Start of Dataset records

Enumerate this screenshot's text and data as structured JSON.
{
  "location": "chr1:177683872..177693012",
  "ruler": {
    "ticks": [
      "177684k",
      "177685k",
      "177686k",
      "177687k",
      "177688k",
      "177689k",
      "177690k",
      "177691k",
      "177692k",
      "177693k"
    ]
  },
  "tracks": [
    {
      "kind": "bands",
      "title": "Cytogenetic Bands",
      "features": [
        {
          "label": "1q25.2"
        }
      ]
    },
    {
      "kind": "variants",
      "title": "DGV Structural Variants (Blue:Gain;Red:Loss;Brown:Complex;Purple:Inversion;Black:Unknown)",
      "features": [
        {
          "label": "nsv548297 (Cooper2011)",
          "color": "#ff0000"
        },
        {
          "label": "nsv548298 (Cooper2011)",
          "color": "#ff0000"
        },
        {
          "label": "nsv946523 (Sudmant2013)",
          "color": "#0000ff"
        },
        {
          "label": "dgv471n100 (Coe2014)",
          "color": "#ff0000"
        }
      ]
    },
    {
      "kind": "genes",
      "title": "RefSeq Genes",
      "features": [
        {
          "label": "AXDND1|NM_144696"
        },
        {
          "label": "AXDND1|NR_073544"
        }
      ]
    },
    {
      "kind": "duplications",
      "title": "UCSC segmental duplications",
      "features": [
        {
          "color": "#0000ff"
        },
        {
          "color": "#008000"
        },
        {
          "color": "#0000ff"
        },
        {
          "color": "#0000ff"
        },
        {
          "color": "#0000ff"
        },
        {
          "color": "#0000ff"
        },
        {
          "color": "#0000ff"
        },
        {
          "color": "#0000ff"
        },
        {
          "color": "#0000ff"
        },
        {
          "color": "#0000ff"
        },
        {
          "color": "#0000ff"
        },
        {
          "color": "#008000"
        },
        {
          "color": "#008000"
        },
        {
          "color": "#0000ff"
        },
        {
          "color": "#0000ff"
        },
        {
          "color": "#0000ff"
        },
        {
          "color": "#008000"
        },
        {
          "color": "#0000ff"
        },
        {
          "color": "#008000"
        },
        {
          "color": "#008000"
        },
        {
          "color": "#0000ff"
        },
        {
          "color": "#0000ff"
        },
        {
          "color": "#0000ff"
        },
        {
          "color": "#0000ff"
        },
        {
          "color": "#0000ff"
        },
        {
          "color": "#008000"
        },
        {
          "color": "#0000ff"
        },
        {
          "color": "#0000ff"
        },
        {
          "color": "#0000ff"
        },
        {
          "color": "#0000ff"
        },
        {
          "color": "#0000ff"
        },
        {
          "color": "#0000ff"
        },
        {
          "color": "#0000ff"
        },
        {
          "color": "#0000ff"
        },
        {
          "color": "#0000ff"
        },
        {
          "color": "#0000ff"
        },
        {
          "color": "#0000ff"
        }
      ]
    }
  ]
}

End of Dataset records

Requirement: Please copy every line of the records above in which "label" appears.

Expected output:
          "label": "1q25.2"
          "label": "nsv548297 (Cooper2011)",
          "label": "nsv548298 (Cooper2011)",
          "label": "nsv946523 (Sudmant2013)",
          "label": "dgv471n100 (Coe2014)",
          "label": "AXDND1|NM_144696"
          "label": "AXDND1|NR_073544"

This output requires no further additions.